** start **
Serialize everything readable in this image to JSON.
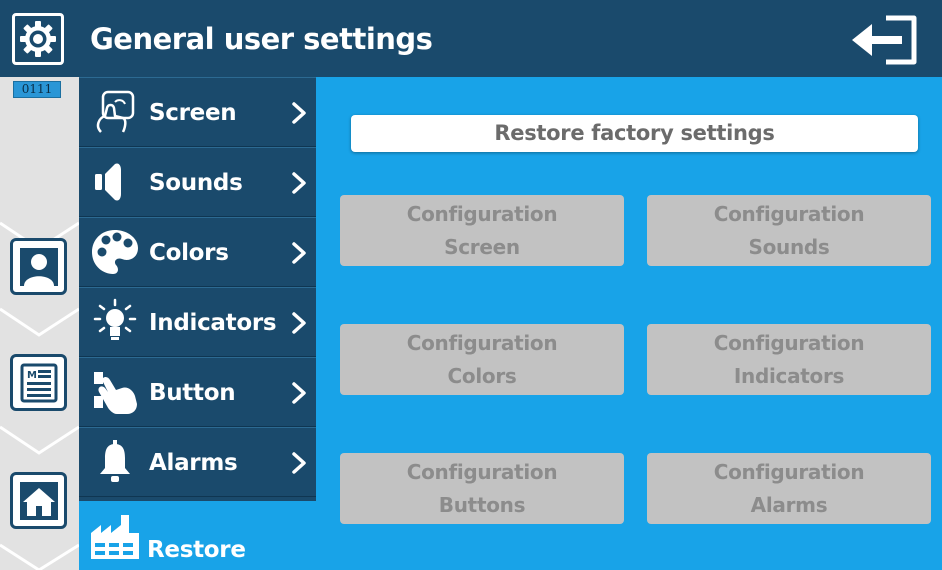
{
  "header": {
    "title": "General user settings",
    "app_icon": "gear-icon",
    "exit_icon": "logout-icon"
  },
  "rail": {
    "code": "0111",
    "tabs": [
      {
        "name": "user",
        "icon": "user-icon"
      },
      {
        "name": "document",
        "icon": "document-icon"
      },
      {
        "name": "home",
        "icon": "home-icon"
      }
    ]
  },
  "menu": {
    "items": [
      {
        "label": "Screen",
        "icon": "touch-screen-icon"
      },
      {
        "label": "Sounds",
        "icon": "speaker-icon"
      },
      {
        "label": "Colors",
        "icon": "palette-icon"
      },
      {
        "label": "Indicators",
        "icon": "lightbulb-icon"
      },
      {
        "label": "Button",
        "icon": "hand-press-icon"
      },
      {
        "label": "Alarms",
        "icon": "bell-icon"
      }
    ],
    "restore": {
      "label": "Restore",
      "icon": "factory-icon"
    }
  },
  "main": {
    "restore_button": "Restore factory settings",
    "buttons": [
      {
        "line1": "Configuration",
        "line2": "Screen"
      },
      {
        "line1": "Configuration",
        "line2": "Sounds"
      },
      {
        "line1": "Configuration",
        "line2": "Colors"
      },
      {
        "line1": "Configuration",
        "line2": "Indicators"
      },
      {
        "line1": "Configuration",
        "line2": "Buttons"
      },
      {
        "line1": "Configuration",
        "line2": "Alarms"
      }
    ]
  },
  "colors": {
    "header_bg": "#1a4a6c",
    "menu_bg": "#1a4a6c",
    "accent": "#18a3e8",
    "disabled_button": "#c2c2c2",
    "rail_bg": "#e2e2e2"
  }
}
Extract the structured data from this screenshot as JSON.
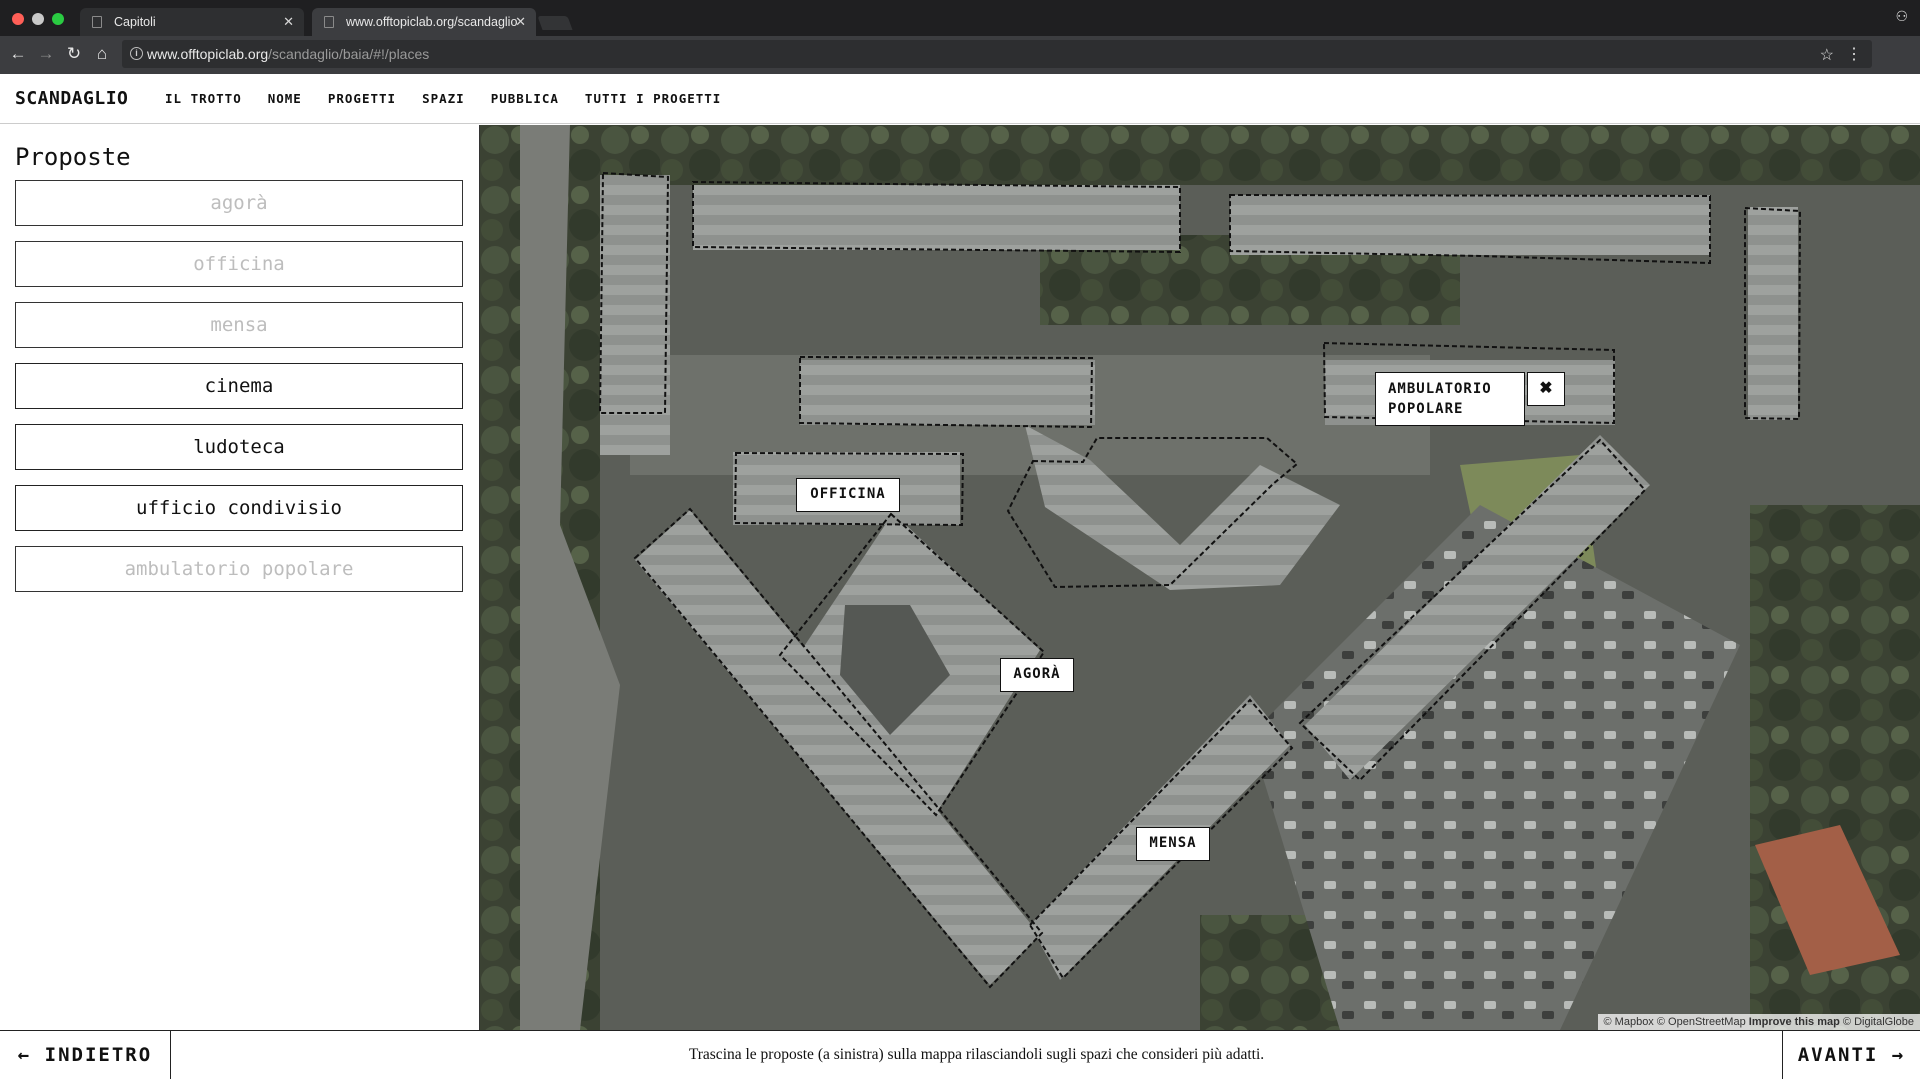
{
  "browser": {
    "tabs": [
      {
        "title": "Capitoli"
      },
      {
        "title": "www.offtopiclab.org/scandaglio"
      }
    ],
    "url_host": "www.offtopiclab.org",
    "url_path": "/scandaglio/baia/#!/places"
  },
  "header": {
    "logo": "SCANDAGLIO",
    "menu": [
      "IL TROTTO",
      "NOME",
      "PROGETTI",
      "SPAZI",
      "PUBBLICA",
      "TUTTI I PROGETTI"
    ]
  },
  "panel": {
    "title": "Proposte",
    "items": [
      {
        "label": "agorà",
        "used": true
      },
      {
        "label": "officina",
        "used": true
      },
      {
        "label": "mensa",
        "used": true
      },
      {
        "label": "cinema",
        "used": false
      },
      {
        "label": "ludoteca",
        "used": false
      },
      {
        "label": "ufficio condivisio",
        "used": false
      },
      {
        "label": "ambulatorio popolare",
        "used": true
      }
    ]
  },
  "map": {
    "labels": {
      "officina": "OFFICINA",
      "agora": "AGORÀ",
      "mensa": "MENSA",
      "ambulatorio_line1": "AMBULATORIO",
      "ambulatorio_line2": "POPOLARE"
    },
    "close_glyph": "✖",
    "attribution": {
      "mapbox": "© Mapbox",
      "osm": "© OpenStreetMap",
      "improve": "Improve this map",
      "digitalglobe": "© DigitalGlobe"
    }
  },
  "footer": {
    "back": "← INDIETRO",
    "instruction": "Trascina le proposte (a sinistra) sulla mappa rilasciandoli sugli spazi che consideri più adatti.",
    "next": "AVANTI →"
  },
  "colors": {
    "map_dark": "#3a3d38",
    "tree_green": "#3f4a35",
    "roof_gray": "#8c8f8c",
    "lawn": "#7d8a5a"
  }
}
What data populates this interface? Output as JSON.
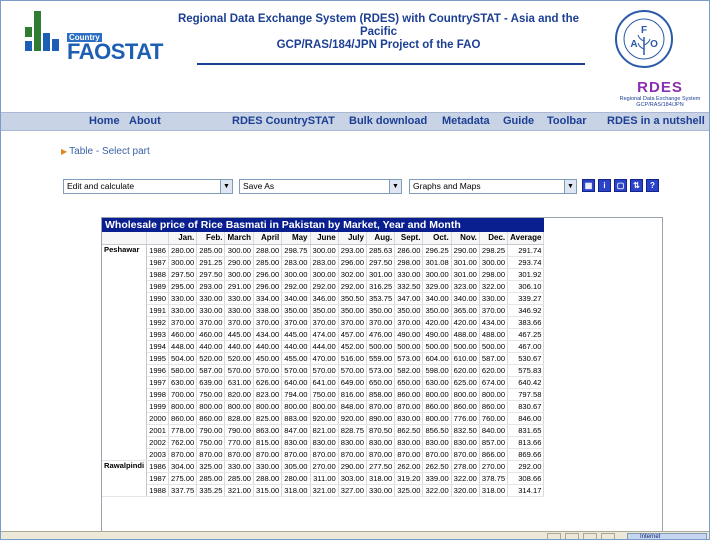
** end **
### OBJECTIVE
The records above need to be given again exactly. Omit the pictures.

### EXPECTED ANSWER
Serialize everything readable in this image to JSON.
{
  "header": {
    "title": "General user settings",
    "app_icon": "gear-icon",
    "exit_icon": "logout-icon"
  },
  "rail": {
    "code": "0111",
    "tabs": [
      {
        "name": "user",
        "icon": "user-icon"
      },
      {
        "name": "document",
        "icon": "document-icon"
      },
      {
        "name": "home",
        "icon": "home-icon"
      }
    ]
  },
  "menu": {
    "items": [
      {
        "label": "Screen",
        "icon": "touch-screen-icon"
      },
      {
        "label": "Sounds",
        "icon": "speaker-icon"
      },
      {
        "label": "Colors",
        "icon": "palette-icon"
      },
      {
        "label": "Indicators",
        "icon": "lightbulb-icon"
      },
      {
        "label": "Button",
        "icon": "hand-press-icon"
      },
      {
        "label": "Alarms",
        "icon": "bell-icon"
      }
    ],
    "restore": {
      "label": "Restore",
      "icon": "factory-icon"
    }
  },
  "main": {
    "restore_button": "Restore factory settings",
    "buttons": [
      {
        "line1": "Configuration",
        "line2": "Screen"
      },
      {
        "line1": "Configuration",
        "line2": "Sounds"
      },
      {
        "line1": "Configuration",
        "line2": "Colors"
      },
      {
        "line1": "Configuration",
        "line2": "Indicators"
      },
      {
        "line1": "Configuration",
        "line2": "Buttons"
      },
      {
        "line1": "Configuration",
        "line2": "Alarms"
      }
    ]
  },
  "colors": {
    "header_bg": "#1a4a6c",
    "menu_bg": "#1a4a6c",
    "accent": "#18a3e8",
    "disabled_button": "#c2c2c2",
    "rail_bg": "#e2e2e2"
  }
}
Extract the structured data from this screenshot as JSON.
{
  "browser": {
    "tabs": [
      {
        "title": "Capitoli"
      },
      {
        "title": "www.offtopiclab.org/scandaglio"
      }
    ],
    "url_host": "www.offtopiclab.org",
    "url_path": "/scandaglio/baia/#!/places"
  },
  "header": {
    "logo": "SCANDAGLIO",
    "menu": [
      "IL TROTTO",
      "NOME",
      "PROGETTI",
      "SPAZI",
      "PUBBLICA",
      "TUTTI I PROGETTI"
    ]
  },
  "panel": {
    "title": "Proposte",
    "items": [
      {
        "label": "agorà",
        "used": true
      },
      {
        "label": "officina",
        "used": true
      },
      {
        "label": "mensa",
        "used": true
      },
      {
        "label": "cinema",
        "used": false
      },
      {
        "label": "ludoteca",
        "used": false
      },
      {
        "label": "ufficio condivisio",
        "used": false
      },
      {
        "label": "ambulatorio popolare",
        "used": true
      }
    ]
  },
  "map": {
    "labels": {
      "officina": "OFFICINA",
      "agora": "AGORÀ",
      "mensa": "MENSA",
      "ambulatorio_line1": "AMBULATORIO",
      "ambulatorio_line2": "POPOLARE"
    },
    "close_glyph": "✖",
    "attribution": {
      "mapbox": "© Mapbox",
      "osm": "© OpenStreetMap",
      "improve": "Improve this map",
      "digitalglobe": "© DigitalGlobe"
    }
  },
  "footer": {
    "back": "← INDIETRO",
    "instruction": "Trascina le proposte (a sinistra) sulla mappa rilasciandoli sugli spazi che consideri più adatti.",
    "next": "AVANTI →"
  },
  "colors": {
    "map_dark": "#3a3d38",
    "tree_green": "#3f4a35",
    "roof_gray": "#8c8f8c",
    "lawn": "#7d8a5a"
  }
}
What data populates this interface? Output as JSON.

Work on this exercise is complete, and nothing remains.